**What is being asked:** Copy each line in the data that includes the word "Nuovo".

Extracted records
* * *

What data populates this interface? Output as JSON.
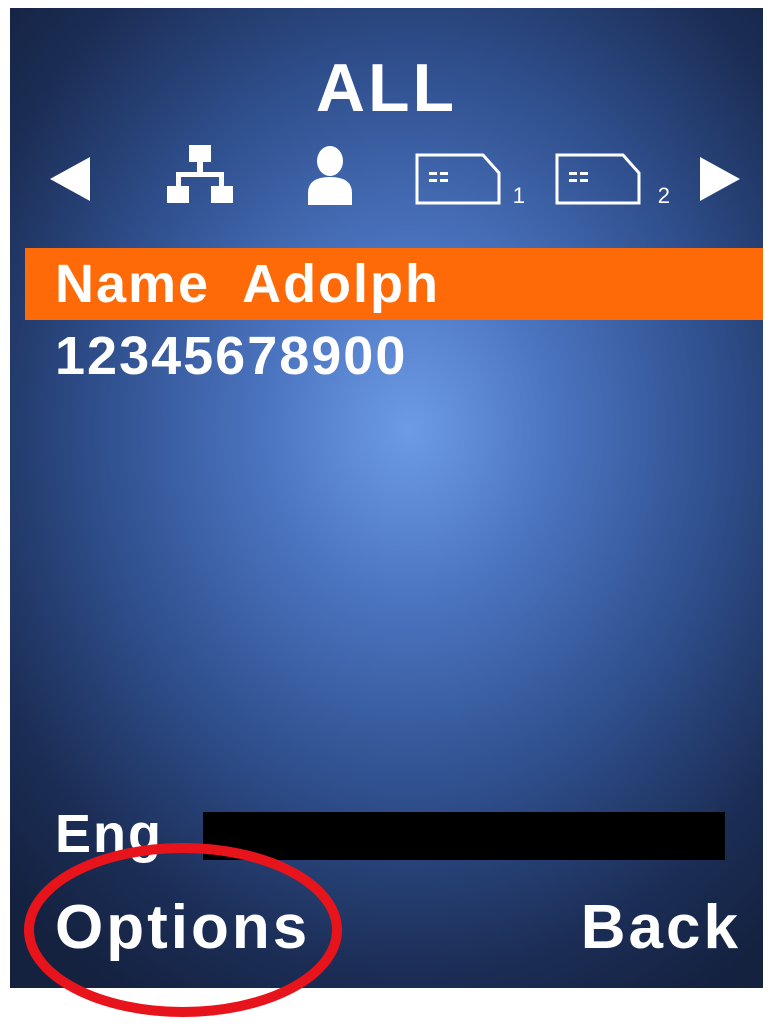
{
  "header": {
    "title": "ALL"
  },
  "tabs": {
    "prev_icon": "arrow-left-icon",
    "next_icon": "arrow-right-icon",
    "items": [
      {
        "icon": "group-hierarchy-icon",
        "sub": ""
      },
      {
        "icon": "person-icon",
        "sub": ""
      },
      {
        "icon": "sim-card-icon",
        "sub": "1"
      },
      {
        "icon": "sim-card-icon",
        "sub": "2"
      }
    ]
  },
  "contact": {
    "name": "Name  Adolph",
    "number": "12345678900"
  },
  "input": {
    "mode": "Eng",
    "value": ""
  },
  "softkeys": {
    "left": "Options",
    "right": "Back"
  },
  "colors": {
    "selection": "#ff6a08",
    "annotation": "#e8141c",
    "screen_center": "#6d9be6",
    "screen_edge": "#14213f"
  }
}
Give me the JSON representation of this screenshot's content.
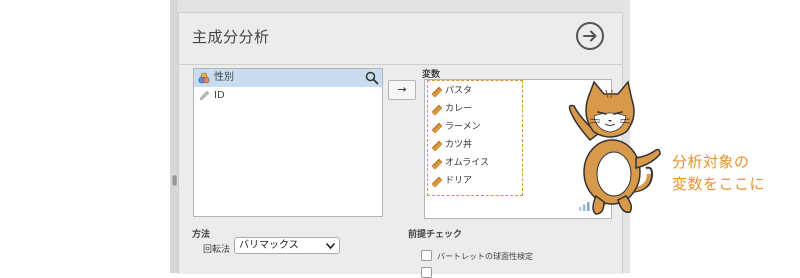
{
  "window": {
    "title": "主成分分析"
  },
  "source_list": {
    "items": [
      {
        "label": "性別",
        "icon": "nominal-venn-icon",
        "selected": true
      },
      {
        "label": "ID",
        "icon": "id-pencil-icon",
        "selected": false
      }
    ]
  },
  "move_button": {
    "label": "→"
  },
  "variables": {
    "label": "変数",
    "items": [
      "パスタ",
      "カレー",
      "ラーメン",
      "カツ丼",
      "オムライス",
      "ドリア"
    ]
  },
  "method": {
    "label": "方法",
    "rotation_label": "回転法",
    "rotation_value": "バリマックス"
  },
  "precheck": {
    "label": "前提チェック",
    "options": [
      {
        "label": "バートレットの球面性検定",
        "checked": false
      }
    ]
  },
  "annotation": {
    "line1": "分析対象の",
    "line2": "変数をここに"
  },
  "colors": {
    "accent": "#e8922a",
    "selection": "#c9dcf0",
    "ruler_icon": "#e0a040"
  }
}
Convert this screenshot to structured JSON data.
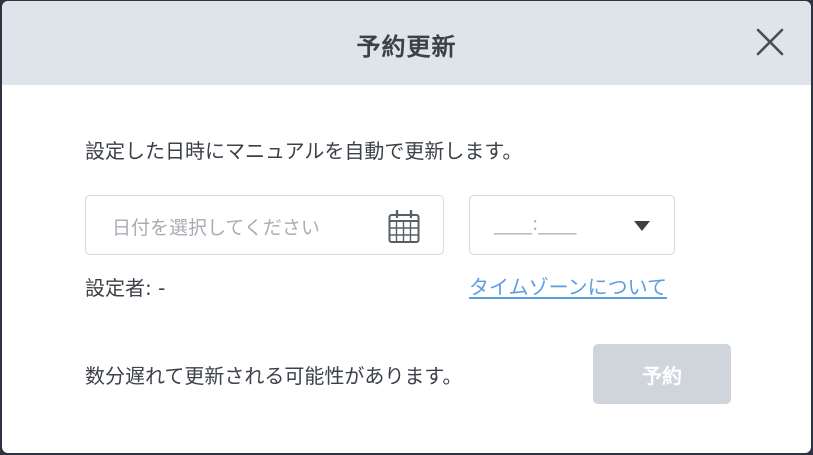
{
  "dialog": {
    "title": "予約更新",
    "close_icon": "close-icon",
    "description": "設定した日時にマニュアルを自動で更新します。",
    "date_input": {
      "placeholder": "日付を選択してください",
      "icon": "calendar-icon"
    },
    "time_select": {
      "value": "____:____",
      "icon": "caret-down-icon"
    },
    "setter_label": "設定者: -",
    "timezone_link": "タイムゾーンについて",
    "notice": "数分遅れて更新される可能性があります。",
    "reserve_button": "予約"
  },
  "colors": {
    "header_bg": "#dfe3ea",
    "link": "#5b9ee0",
    "button_disabled_bg": "#d0d4db",
    "text": "#3c4148",
    "placeholder": "#a9adb3"
  }
}
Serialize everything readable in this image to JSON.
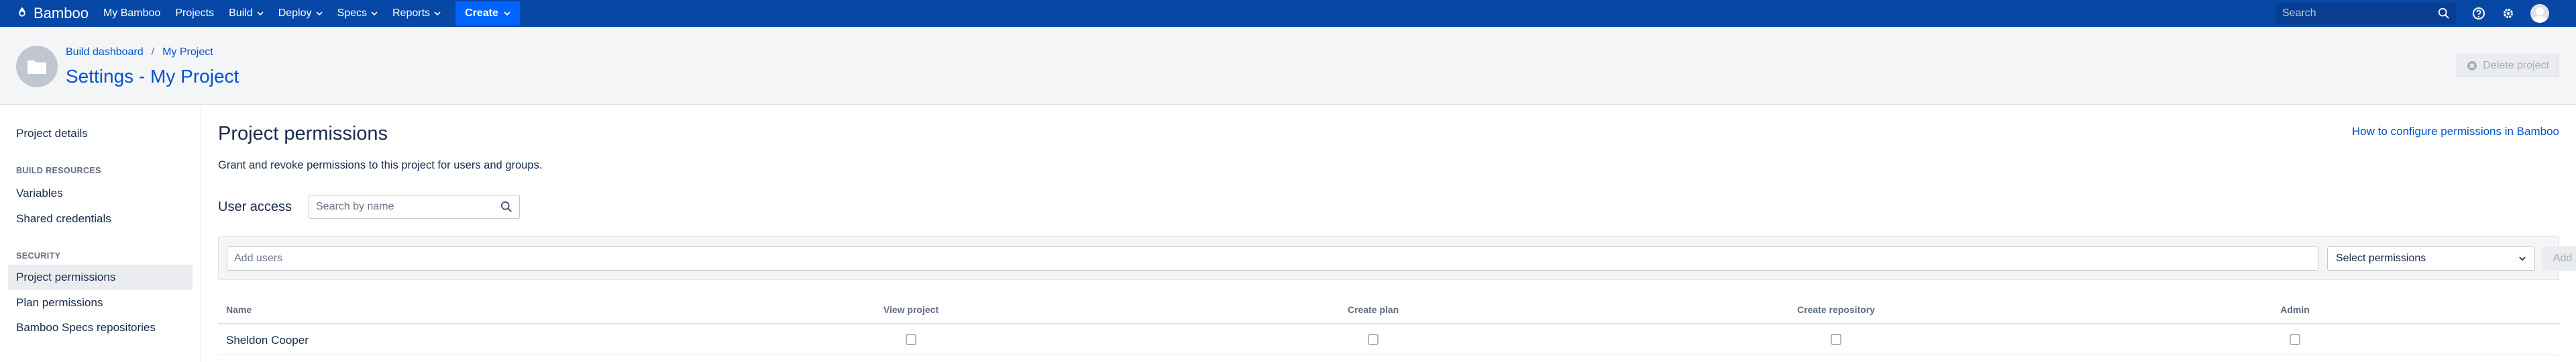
{
  "nav": {
    "logo_text": "Bamboo",
    "items": [
      {
        "label": "My Bamboo"
      },
      {
        "label": "Projects"
      },
      {
        "label": "Build",
        "dropdown": true
      },
      {
        "label": "Deploy",
        "dropdown": true
      },
      {
        "label": "Specs",
        "dropdown": true
      },
      {
        "label": "Reports",
        "dropdown": true
      }
    ],
    "create_label": "Create",
    "search_placeholder": "Search",
    "icons": [
      "help-icon",
      "gear-icon",
      "user-avatar"
    ],
    "colors": {
      "bar": "#0747a6",
      "create": "#0065ff"
    }
  },
  "header": {
    "breadcrumbs": [
      "Build dashboard",
      "My Project"
    ],
    "title": "Settings - My Project",
    "delete_label": "Delete project"
  },
  "sidebar": {
    "items": [
      {
        "label": "Project details"
      }
    ],
    "sections": [
      {
        "heading": "BUILD RESOURCES",
        "items": [
          {
            "label": "Variables"
          },
          {
            "label": "Shared credentials"
          }
        ]
      },
      {
        "heading": "SECURITY",
        "items": [
          {
            "label": "Project permissions",
            "active": true
          },
          {
            "label": "Plan permissions"
          },
          {
            "label": "Bamboo Specs repositories"
          }
        ]
      }
    ]
  },
  "main": {
    "title": "Project permissions",
    "help_link": "How to configure permissions in Bamboo",
    "description": "Grant and revoke permissions to this project for users and groups.",
    "user_access_label": "User access",
    "search_placeholder": "Search by name",
    "add_users_placeholder": "Add users",
    "select_permissions": "Select permissions",
    "add_label": "Add",
    "table": {
      "columns": [
        "Name",
        "View project",
        "Create plan",
        "Create repository",
        "Admin"
      ],
      "rows": [
        {
          "name": "Sheldon Cooper",
          "view_project": false,
          "create_plan": false,
          "create_repository": false,
          "admin": false
        }
      ]
    }
  }
}
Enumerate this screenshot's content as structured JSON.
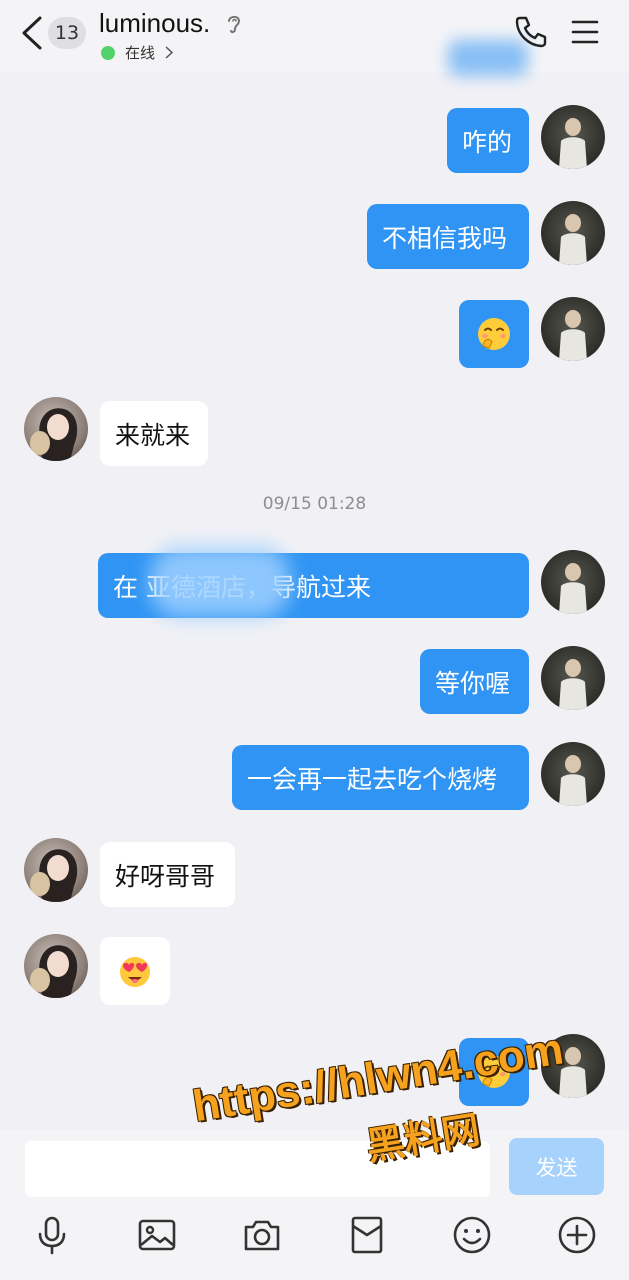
{
  "header": {
    "unread_count": "13",
    "contact_name": "luminous.",
    "status": "在线"
  },
  "messages": [
    {
      "side": "out",
      "text": "咋的"
    },
    {
      "side": "out",
      "text": "不相信我吗"
    },
    {
      "side": "out",
      "emoji": "shy-face-emoji"
    },
    {
      "side": "in",
      "text": "来就来"
    },
    {
      "side": "out",
      "text": "在    亚德酒店，导航过来"
    },
    {
      "side": "out",
      "text": "等你喔"
    },
    {
      "side": "out",
      "text": "一会再一起去吃个烧烤"
    },
    {
      "side": "in",
      "text": "好呀哥哥"
    },
    {
      "side": "in",
      "emoji": "heart-eyes-emoji"
    },
    {
      "side": "out",
      "emoji": "shy-face-emoji"
    }
  ],
  "timestamp": "09/15 01:28",
  "composer": {
    "input_value": "",
    "send_label": "发送"
  },
  "toolbar_icons": [
    "microphone-icon",
    "image-icon",
    "camera-icon",
    "red-packet-icon",
    "smiley-icon",
    "plus-icon"
  ],
  "watermark": {
    "url": "https://hlwn4.com",
    "name": "黑料网"
  },
  "colors": {
    "outgoing_bubble": "#2f94f3",
    "incoming_bubble": "#ffffff",
    "background": "#f1f1f5",
    "online_dot": "#52d26a",
    "send_button": "#a7d2fb"
  }
}
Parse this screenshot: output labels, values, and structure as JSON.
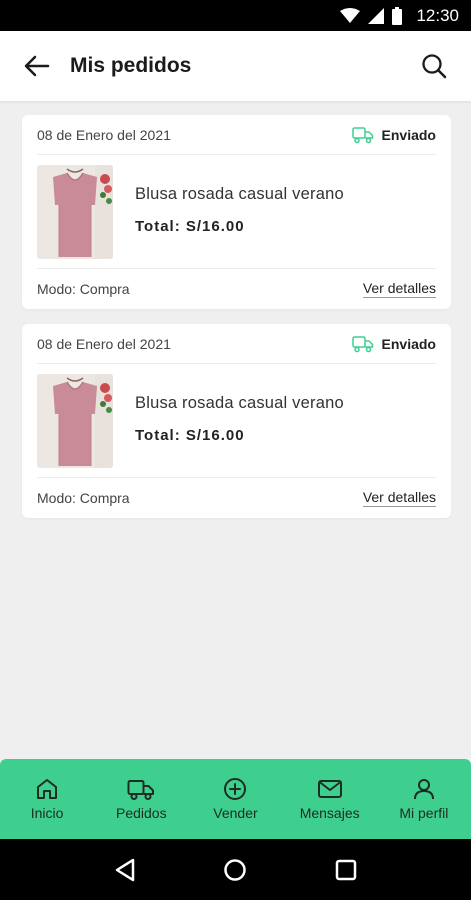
{
  "status_bar": {
    "time": "12:30"
  },
  "app_bar": {
    "title": "Mis pedidos"
  },
  "orders": [
    {
      "date": "08 de Enero del 2021",
      "status": "Enviado",
      "product_name": "Blusa rosada casual verano",
      "total": "Total: S/16.00",
      "mode": "Modo: Compra",
      "details_link": "Ver detalles"
    },
    {
      "date": "08 de Enero del 2021",
      "status": "Enviado",
      "product_name": "Blusa rosada casual verano",
      "total": "Total: S/16.00",
      "mode": "Modo: Compra",
      "details_link": "Ver detalles"
    }
  ],
  "bottom_nav": {
    "items": [
      {
        "label": "Inicio",
        "icon": "home-icon"
      },
      {
        "label": "Pedidos",
        "icon": "truck-icon"
      },
      {
        "label": "Vender",
        "icon": "plus-circle-icon"
      },
      {
        "label": "Mensajes",
        "icon": "mail-icon"
      },
      {
        "label": "Mi perfil",
        "icon": "user-icon"
      }
    ]
  },
  "colors": {
    "accent": "#3ecf8e",
    "background": "#efefef"
  }
}
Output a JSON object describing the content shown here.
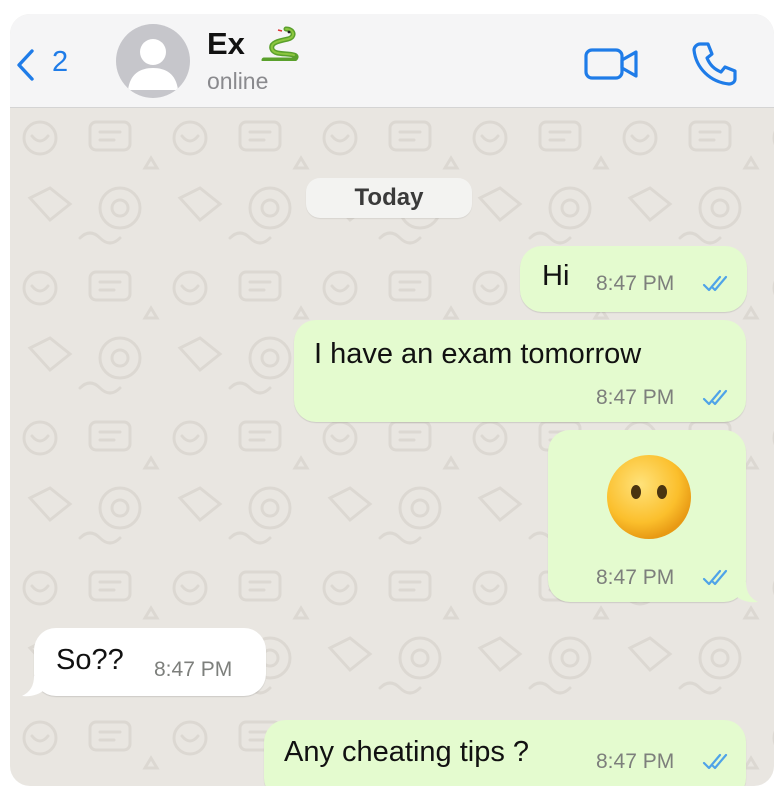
{
  "header": {
    "back_count": "2",
    "contact_name": "Ex",
    "contact_status": "online"
  },
  "chat": {
    "date_label": "Today",
    "messages": [
      {
        "direction": "outgoing",
        "text": "Hi",
        "time": "8:47 PM",
        "read": true
      },
      {
        "direction": "outgoing",
        "text": "I have an exam tomorrow",
        "time": "8:47 PM",
        "read": true
      },
      {
        "direction": "outgoing",
        "emoji": "face-without-mouth",
        "time": "8:47 PM",
        "read": true
      },
      {
        "direction": "incoming",
        "text": "So??",
        "time": "8:47 PM"
      },
      {
        "direction": "outgoing",
        "text": "Any cheating tips ?",
        "time": "8:47 PM",
        "read": true
      }
    ]
  },
  "colors": {
    "accent": "#1f7ce8",
    "outgoing_bubble": "#e4fbcf",
    "incoming_bubble": "#ffffff",
    "chat_background": "#e9e6e1",
    "read_ticks": "#4fa3e8"
  }
}
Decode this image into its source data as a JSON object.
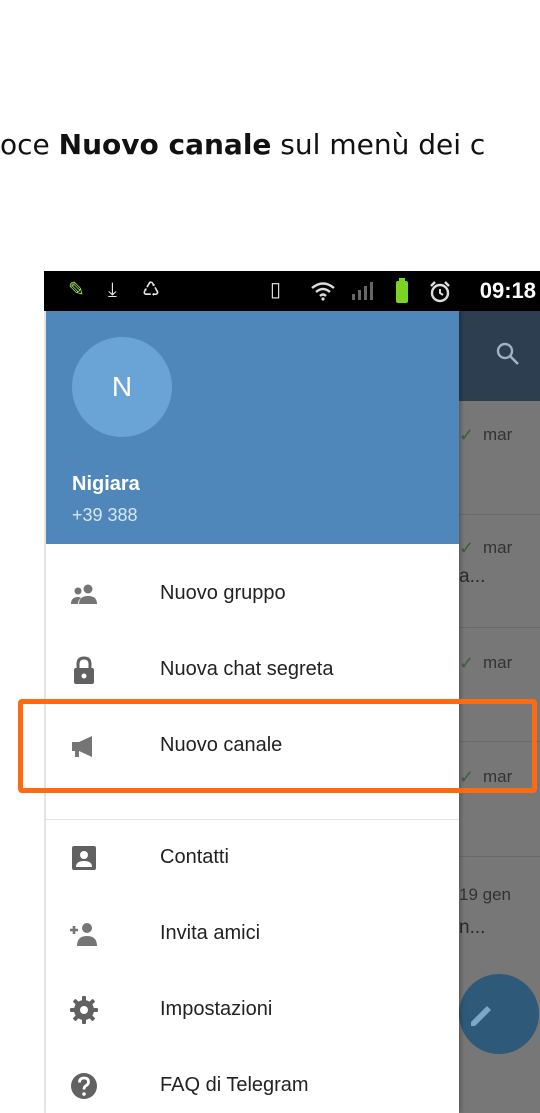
{
  "caption": {
    "prefix": "oce ",
    "bold": "Nuovo canale",
    "suffix": " sul menù dei c"
  },
  "status_bar": {
    "time": "09:18",
    "left_icons": [
      "pencil-icon",
      "download-icon",
      "recycle-icon"
    ],
    "right_icons": [
      "vibrate-icon",
      "wifi-icon",
      "signal-icon",
      "battery-icon",
      "alarm-icon"
    ],
    "battery_color": "#7bd421"
  },
  "drawer": {
    "header_color": "#4f87bb",
    "avatar_letter": "N",
    "user_name": "Nigiara",
    "user_phone": "+39 388",
    "items": [
      {
        "label": "Nuovo gruppo",
        "icon": "group-icon"
      },
      {
        "label": "Nuova chat segreta",
        "icon": "lock-icon"
      },
      {
        "label": "Nuovo canale",
        "icon": "megaphone-icon"
      },
      {
        "label": "Contatti",
        "icon": "contact-card-icon"
      },
      {
        "label": "Invita amici",
        "icon": "add-person-icon"
      },
      {
        "label": "Impostazioni",
        "icon": "gear-icon"
      },
      {
        "label": "FAQ di Telegram",
        "icon": "help-icon"
      }
    ]
  },
  "background_chats": {
    "rows": [
      {
        "check": "✓",
        "date": "mar",
        "snippet": ""
      },
      {
        "check": "✓",
        "date": "mar",
        "snippet": "a..."
      },
      {
        "check": "✓",
        "date": "mar",
        "snippet": ""
      },
      {
        "check": "✓",
        "date": "mar",
        "snippet": ""
      },
      {
        "check": "",
        "date": "19 gen",
        "snippet": "n..."
      }
    ]
  },
  "highlight_color": "#ff6a10"
}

* * *

**Solution:**
    "bold": "Nuovo canale",
        "label": "Nuovo gruppo",
        "label": "Nuovo canale",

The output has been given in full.